**Your goal:**
Reproduce exactly the final portion of the data: every line from the one containing "Output the underlying" through the last line, inclusive.

----------

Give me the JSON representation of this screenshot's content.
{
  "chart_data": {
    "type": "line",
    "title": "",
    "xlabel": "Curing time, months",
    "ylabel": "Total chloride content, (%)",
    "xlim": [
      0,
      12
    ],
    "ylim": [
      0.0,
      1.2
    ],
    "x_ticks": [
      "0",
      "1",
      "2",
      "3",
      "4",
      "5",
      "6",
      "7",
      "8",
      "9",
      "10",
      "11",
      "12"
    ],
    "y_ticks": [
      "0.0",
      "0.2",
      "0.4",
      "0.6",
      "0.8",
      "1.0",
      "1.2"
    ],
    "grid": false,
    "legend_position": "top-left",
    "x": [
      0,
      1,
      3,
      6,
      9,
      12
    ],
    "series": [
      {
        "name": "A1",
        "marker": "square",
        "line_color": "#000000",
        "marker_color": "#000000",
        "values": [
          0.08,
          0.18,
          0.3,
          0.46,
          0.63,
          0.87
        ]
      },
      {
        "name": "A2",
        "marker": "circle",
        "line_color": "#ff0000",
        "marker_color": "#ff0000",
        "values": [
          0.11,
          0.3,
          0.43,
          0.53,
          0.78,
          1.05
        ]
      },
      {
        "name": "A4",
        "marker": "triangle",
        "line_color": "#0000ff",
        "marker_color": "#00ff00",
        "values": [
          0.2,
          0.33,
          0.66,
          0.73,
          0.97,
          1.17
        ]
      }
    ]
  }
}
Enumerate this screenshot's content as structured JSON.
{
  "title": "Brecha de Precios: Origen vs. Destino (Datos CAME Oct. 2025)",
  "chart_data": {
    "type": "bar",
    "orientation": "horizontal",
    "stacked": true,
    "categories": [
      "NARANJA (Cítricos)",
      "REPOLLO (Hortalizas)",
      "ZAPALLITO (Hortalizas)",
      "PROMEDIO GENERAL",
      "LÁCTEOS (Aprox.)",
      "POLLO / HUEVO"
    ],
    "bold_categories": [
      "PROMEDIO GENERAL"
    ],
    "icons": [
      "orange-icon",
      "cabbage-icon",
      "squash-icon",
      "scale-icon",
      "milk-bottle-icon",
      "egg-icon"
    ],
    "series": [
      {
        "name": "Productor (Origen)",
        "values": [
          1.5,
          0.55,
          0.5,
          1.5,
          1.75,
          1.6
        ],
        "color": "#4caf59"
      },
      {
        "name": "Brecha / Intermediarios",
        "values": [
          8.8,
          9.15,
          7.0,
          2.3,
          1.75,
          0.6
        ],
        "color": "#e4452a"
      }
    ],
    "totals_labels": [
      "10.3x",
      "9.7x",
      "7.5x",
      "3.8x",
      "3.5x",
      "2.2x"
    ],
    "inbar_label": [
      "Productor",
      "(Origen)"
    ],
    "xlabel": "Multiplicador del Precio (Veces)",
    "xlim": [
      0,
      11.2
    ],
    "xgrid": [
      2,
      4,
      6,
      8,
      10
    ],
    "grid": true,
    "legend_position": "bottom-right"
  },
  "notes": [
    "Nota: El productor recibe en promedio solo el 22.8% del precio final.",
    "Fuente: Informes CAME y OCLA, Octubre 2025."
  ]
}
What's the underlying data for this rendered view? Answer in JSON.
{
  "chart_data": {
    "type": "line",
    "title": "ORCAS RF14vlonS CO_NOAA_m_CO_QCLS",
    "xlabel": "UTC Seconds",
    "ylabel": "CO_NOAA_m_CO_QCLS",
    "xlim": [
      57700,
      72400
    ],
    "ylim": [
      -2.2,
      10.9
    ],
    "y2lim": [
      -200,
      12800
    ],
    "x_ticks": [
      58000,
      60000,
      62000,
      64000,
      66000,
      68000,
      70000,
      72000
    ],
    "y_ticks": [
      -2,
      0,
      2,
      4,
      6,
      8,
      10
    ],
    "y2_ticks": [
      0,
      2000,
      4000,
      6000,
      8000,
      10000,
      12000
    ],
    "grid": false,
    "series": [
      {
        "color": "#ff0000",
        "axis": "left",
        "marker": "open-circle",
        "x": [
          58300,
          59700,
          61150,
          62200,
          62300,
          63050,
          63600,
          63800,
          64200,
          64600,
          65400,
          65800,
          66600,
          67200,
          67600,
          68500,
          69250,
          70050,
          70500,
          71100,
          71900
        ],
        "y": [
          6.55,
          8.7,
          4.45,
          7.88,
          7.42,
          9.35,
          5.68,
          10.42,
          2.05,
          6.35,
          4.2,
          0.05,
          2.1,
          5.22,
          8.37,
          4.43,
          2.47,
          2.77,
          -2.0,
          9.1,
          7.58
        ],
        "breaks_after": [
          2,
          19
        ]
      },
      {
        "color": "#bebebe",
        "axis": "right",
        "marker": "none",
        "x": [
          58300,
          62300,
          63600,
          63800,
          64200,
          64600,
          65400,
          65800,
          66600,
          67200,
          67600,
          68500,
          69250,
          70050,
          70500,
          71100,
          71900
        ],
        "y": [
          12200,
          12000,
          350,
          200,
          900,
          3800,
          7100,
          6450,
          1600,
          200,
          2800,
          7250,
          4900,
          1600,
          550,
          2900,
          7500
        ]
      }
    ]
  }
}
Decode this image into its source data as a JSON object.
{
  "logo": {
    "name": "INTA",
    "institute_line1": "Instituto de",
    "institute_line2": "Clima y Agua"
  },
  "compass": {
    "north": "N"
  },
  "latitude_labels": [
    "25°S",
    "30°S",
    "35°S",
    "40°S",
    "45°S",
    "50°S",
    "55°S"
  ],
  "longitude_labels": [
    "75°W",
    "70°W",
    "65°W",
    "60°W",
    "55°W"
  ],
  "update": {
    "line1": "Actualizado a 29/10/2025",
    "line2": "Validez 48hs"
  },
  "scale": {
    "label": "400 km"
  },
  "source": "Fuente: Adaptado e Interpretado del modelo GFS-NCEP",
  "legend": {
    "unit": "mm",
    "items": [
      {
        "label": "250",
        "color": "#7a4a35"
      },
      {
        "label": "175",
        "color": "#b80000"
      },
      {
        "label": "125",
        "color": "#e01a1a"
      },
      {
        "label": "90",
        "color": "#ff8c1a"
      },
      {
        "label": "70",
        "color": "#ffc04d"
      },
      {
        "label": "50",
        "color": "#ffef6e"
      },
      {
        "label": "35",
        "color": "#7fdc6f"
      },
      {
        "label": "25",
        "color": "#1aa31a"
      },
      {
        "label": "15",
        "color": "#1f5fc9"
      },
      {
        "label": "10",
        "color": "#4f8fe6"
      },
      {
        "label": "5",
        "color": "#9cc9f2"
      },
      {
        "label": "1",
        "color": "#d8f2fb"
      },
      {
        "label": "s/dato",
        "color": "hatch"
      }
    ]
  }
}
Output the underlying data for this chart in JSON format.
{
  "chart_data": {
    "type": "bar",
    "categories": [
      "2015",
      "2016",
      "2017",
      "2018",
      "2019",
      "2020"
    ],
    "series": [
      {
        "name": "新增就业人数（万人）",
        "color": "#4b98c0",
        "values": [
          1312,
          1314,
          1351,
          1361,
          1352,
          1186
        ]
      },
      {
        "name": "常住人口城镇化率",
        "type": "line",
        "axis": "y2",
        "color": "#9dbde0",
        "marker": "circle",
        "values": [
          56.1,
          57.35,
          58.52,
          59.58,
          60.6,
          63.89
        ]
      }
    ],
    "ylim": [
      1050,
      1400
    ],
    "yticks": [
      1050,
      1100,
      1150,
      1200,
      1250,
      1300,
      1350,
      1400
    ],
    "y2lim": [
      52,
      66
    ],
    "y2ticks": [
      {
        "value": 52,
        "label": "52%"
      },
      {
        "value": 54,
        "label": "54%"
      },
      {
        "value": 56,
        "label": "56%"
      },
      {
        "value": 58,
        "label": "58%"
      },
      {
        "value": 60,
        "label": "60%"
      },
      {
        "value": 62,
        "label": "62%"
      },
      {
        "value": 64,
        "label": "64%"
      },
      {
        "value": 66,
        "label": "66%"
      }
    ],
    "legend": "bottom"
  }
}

----------

**Solution for this task:**
Output the underlying data for this chart in JSON format.
{
  "chart_data": {
    "type": "bar",
    "categories": [
      "2015",
      "2016",
      "2017",
      "2018",
      "2019",
      "2020"
    ],
    "series": [
      {
        "name": "新增就业人数（万人）",
        "color": "#4b98c0",
        "values": [
          1312,
          1314,
          1351,
          1361,
          1352,
          1186
        ]
      },
      {
        "name": "常住人口城镇化率",
        "type": "line",
        "axis": "y2",
        "color": "#9dbde0",
        "marker": "circle",
        "values": [
          56.1,
          57.35,
          58.52,
          59.58,
          60.6,
          63.89
        ]
      }
    ],
    "ylim": [
      1050,
      1400
    ],
    "yticks": [
      1050,
      1100,
      1150,
      1200,
      1250,
      1300,
      1350,
      1400
    ],
    "y2lim": [
      52,
      66
    ],
    "y2ticks": [
      {
        "value": 52,
        "label": "52%"
      },
      {
        "value": 54,
        "label": "54%"
      },
      {
        "value": 56,
        "label": "56%"
      },
      {
        "value": 58,
        "label": "58%"
      },
      {
        "value": 60,
        "label": "60%"
      },
      {
        "value": 62,
        "label": "62%"
      },
      {
        "value": 64,
        "label": "64%"
      },
      {
        "value": 66,
        "label": "66%"
      }
    ],
    "legend": "bottom"
  }
}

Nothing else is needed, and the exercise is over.